* The exercise: Locate every line that holds the string "icon" and copy it.
====== Task data
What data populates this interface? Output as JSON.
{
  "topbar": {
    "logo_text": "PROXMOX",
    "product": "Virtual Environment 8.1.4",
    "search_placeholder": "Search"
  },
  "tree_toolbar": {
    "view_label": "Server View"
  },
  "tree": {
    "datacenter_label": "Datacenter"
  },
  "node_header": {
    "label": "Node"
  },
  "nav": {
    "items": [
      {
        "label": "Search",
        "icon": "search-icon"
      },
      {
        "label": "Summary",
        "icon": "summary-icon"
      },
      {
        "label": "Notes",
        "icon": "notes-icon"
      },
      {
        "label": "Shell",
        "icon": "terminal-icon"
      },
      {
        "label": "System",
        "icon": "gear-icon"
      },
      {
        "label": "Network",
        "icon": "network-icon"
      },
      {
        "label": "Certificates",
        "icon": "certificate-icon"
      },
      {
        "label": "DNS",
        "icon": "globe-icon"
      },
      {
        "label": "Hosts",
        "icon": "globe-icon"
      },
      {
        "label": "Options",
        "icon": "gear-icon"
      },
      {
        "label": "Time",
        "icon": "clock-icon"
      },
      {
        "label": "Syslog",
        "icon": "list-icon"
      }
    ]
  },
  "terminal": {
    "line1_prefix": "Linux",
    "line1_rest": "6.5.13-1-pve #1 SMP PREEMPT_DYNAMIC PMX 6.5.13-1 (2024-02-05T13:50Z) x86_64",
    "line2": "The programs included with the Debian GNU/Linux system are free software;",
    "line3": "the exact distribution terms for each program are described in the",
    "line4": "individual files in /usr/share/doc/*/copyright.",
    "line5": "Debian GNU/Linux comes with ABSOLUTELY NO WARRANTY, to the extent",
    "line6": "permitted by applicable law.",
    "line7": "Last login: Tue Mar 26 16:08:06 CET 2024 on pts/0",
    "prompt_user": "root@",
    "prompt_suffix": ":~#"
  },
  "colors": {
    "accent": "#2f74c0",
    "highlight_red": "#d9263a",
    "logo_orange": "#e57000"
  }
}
============
* Result for this exercise:
        "icon": "search-icon"
        "icon": "summary-icon"
        "icon": "notes-icon"
        "icon": "terminal-icon"
        "icon": "gear-icon"
        "icon": "network-icon"
        "icon": "certificate-icon"
        "icon": "globe-icon"
        "icon": "globe-icon"
        "icon": "gear-icon"
        "icon": "clock-icon"
        "icon": "list-icon"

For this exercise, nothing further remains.